◆ **Instructions to follow**
Would you return the complete listing below word for word?
-*-*-
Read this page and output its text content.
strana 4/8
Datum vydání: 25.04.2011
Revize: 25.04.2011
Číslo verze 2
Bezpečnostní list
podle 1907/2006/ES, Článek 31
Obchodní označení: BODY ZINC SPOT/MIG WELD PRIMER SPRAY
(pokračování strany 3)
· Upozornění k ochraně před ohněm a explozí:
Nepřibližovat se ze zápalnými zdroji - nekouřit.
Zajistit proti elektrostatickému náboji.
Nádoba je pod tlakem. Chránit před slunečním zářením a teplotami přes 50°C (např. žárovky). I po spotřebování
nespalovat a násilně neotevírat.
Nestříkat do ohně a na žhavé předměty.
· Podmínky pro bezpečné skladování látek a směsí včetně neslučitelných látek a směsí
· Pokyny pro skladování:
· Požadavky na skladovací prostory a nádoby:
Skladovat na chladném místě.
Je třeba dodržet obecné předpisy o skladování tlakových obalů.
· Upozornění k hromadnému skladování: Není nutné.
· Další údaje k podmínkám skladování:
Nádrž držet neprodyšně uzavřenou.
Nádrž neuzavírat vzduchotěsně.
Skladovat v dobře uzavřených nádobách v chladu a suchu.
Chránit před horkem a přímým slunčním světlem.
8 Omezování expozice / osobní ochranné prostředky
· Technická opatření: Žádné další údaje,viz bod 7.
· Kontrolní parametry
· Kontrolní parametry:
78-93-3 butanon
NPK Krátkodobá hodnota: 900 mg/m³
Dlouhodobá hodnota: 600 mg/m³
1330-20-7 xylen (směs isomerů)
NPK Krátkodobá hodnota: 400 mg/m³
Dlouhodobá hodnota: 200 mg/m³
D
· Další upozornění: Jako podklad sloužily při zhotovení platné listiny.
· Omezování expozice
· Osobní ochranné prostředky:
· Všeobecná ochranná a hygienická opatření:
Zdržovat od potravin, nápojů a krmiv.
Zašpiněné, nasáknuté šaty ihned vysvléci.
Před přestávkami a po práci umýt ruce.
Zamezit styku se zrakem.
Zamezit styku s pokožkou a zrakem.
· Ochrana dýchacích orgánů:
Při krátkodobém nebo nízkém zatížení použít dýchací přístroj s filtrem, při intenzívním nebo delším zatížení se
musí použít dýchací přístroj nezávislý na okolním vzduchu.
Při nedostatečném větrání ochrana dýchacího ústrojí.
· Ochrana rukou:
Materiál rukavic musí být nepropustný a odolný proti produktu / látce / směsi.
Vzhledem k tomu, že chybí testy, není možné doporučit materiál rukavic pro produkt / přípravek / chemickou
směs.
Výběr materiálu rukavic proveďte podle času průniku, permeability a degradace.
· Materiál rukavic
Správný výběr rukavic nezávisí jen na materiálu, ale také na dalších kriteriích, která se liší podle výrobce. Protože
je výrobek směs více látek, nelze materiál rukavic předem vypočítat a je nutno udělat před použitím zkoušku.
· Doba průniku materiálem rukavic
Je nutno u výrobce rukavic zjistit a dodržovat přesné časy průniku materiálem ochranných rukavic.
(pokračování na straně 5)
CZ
-*-*-
◆ **Problem solution**
Read this page and output its text content.
strana 4/8
Datum vydání: 25.04.2011
Revize: 25.04.2011
Číslo verze 2
Bezpečnostní list
podle 1907/2006/ES, Článek 31
Obchodní označení: BODY ZINC SPOT/MIG WELD PRIMER SPRAY
(pokračování strany 3)
· Upozornění k ochraně před ohněm a explozí:
Nepřibližovat se ze zápalnými zdroji - nekouřit.
Zajistit proti elektrostatickému náboji.
Nádoba je pod tlakem. Chránit před slunečním zářením a teplotami přes 50°C (např. žárovky). I po spotřebování
nespalovat a násilně neotevírat.
Nestříkat do ohně a na žhavé předměty.
· Podmínky pro bezpečné skladování látek a směsí včetně neslučitelných látek a směsí
· Pokyny pro skladování:
· Požadavky na skladovací prostory a nádoby:
Skladovat na chladném místě.
Je třeba dodržet obecné předpisy o skladování tlakových obalů.
· Upozornění k hromadnému skladování: Není nutné.
· Další údaje k podmínkám skladování:
Nádrž držet neprodyšně uzavřenou.
Nádrž neuzavírat vzduchotěsně.
Skladovat v dobře uzavřených nádobách v chladu a suchu.
Chránit před horkem a přímým slunčním světlem.
8 Omezování expozice / osobní ochranné prostředky
· Technická opatření: Žádné další údaje,viz bod 7.
· Kontrolní parametry
· Kontrolní parametry:
78-93-3 butanon
NPK Krátkodobá hodnota: 900 mg/m³
Dlouhodobá hodnota: 600 mg/m³
1330-20-7 xylen (směs isomerů)
NPK Krátkodobá hodnota: 400 mg/m³
Dlouhodobá hodnota: 200 mg/m³
D
· Další upozornění: Jako podklad sloužily při zhotovení platné listiny.
· Omezování expozice
· Osobní ochranné prostředky:
· Všeobecná ochranná a hygienická opatření:
Zdržovat od potravin, nápojů a krmiv.
Zašpiněné, nasáknuté šaty ihned vysvléci.
Před přestávkami a po práci umýt ruce.
Zamezit styku se zrakem.
Zamezit styku s pokožkou a zrakem.
· Ochrana dýchacích orgánů:
Při krátkodobém nebo nízkém zatížení použít dýchací přístroj s filtrem, při intenzívním nebo delším zatížení se
musí použít dýchací přístroj nezávislý na okolním vzduchu.
Při nedostatečném větrání ochrana dýchacího ústrojí.
· Ochrana rukou:
Materiál rukavic musí být nepropustný a odolný proti produktu / látce / směsi.
Vzhledem k tomu, že chybí testy, není možné doporučit materiál rukavic pro produkt / přípravek / chemickou
směs.
Výběr materiálu rukavic proveďte podle času průniku, permeability a degradace.
· Materiál rukavic
Správný výběr rukavic nezávisí jen na materiálu, ale také na dalších kriteriích, která se liší podle výrobce. Protože
je výrobek směs více látek, nelze materiál rukavic předem vypočítat a je nutno udělat před použitím zkoušku.
· Doba průniku materiálem rukavic
Je nutno u výrobce rukavic zjistit a dodržovat přesné časy průniku materiálem ochranných rukavic.
(pokračování na straně 5)
CZ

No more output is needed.